WHAT IS EXPECTED
Transcribe all the entries word for word, skipping the pictures.

Dataset excerpts
◆ ◆ ◆ ◆
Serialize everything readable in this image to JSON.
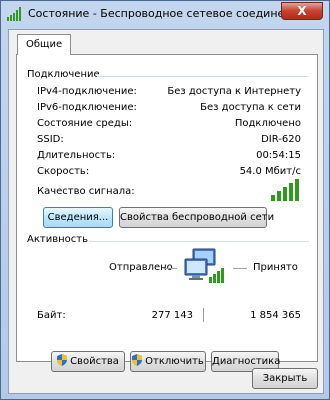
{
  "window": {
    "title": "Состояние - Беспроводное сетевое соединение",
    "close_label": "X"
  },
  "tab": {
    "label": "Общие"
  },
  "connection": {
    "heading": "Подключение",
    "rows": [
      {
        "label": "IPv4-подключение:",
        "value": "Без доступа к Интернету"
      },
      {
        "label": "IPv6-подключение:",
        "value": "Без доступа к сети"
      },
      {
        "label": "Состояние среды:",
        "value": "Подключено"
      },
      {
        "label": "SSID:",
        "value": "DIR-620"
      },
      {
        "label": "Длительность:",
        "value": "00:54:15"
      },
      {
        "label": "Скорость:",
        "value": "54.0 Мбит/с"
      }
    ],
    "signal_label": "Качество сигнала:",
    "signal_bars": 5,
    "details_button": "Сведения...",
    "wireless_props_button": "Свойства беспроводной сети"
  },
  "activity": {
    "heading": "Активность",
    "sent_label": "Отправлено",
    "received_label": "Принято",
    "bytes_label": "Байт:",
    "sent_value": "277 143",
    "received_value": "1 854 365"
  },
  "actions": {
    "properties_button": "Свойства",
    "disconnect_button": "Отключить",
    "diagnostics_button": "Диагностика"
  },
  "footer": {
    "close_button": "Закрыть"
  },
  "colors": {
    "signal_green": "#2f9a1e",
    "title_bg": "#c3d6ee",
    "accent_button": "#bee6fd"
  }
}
◆ ◆ ◆ ◆
TASK RESULT
Serialize everything readable in this image to JSON.
{
  "window": {
    "title": "Состояние - Беспроводное сетевое соединение",
    "close_label": "X"
  },
  "tab": {
    "label": "Общие"
  },
  "connection": {
    "heading": "Подключение",
    "rows": [
      {
        "label": "IPv4-подключение:",
        "value": "Без доступа к Интернету"
      },
      {
        "label": "IPv6-подключение:",
        "value": "Без доступа к сети"
      },
      {
        "label": "Состояние среды:",
        "value": "Подключено"
      },
      {
        "label": "SSID:",
        "value": "DIR-620"
      },
      {
        "label": "Длительность:",
        "value": "00:54:15"
      },
      {
        "label": "Скорость:",
        "value": "54.0 Мбит/с"
      }
    ],
    "signal_label": "Качество сигнала:",
    "signal_bars": 5,
    "details_button": "Сведения...",
    "wireless_props_button": "Свойства беспроводной сети"
  },
  "activity": {
    "heading": "Активность",
    "sent_label": "Отправлено",
    "received_label": "Принято",
    "bytes_label": "Байт:",
    "sent_value": "277 143",
    "received_value": "1 854 365"
  },
  "actions": {
    "properties_button": "Свойства",
    "disconnect_button": "Отключить",
    "diagnostics_button": "Диагностика"
  },
  "footer": {
    "close_button": "Закрыть"
  },
  "colors": {
    "signal_green": "#2f9a1e",
    "title_bg": "#c3d6ee",
    "accent_button": "#bee6fd"
  }
}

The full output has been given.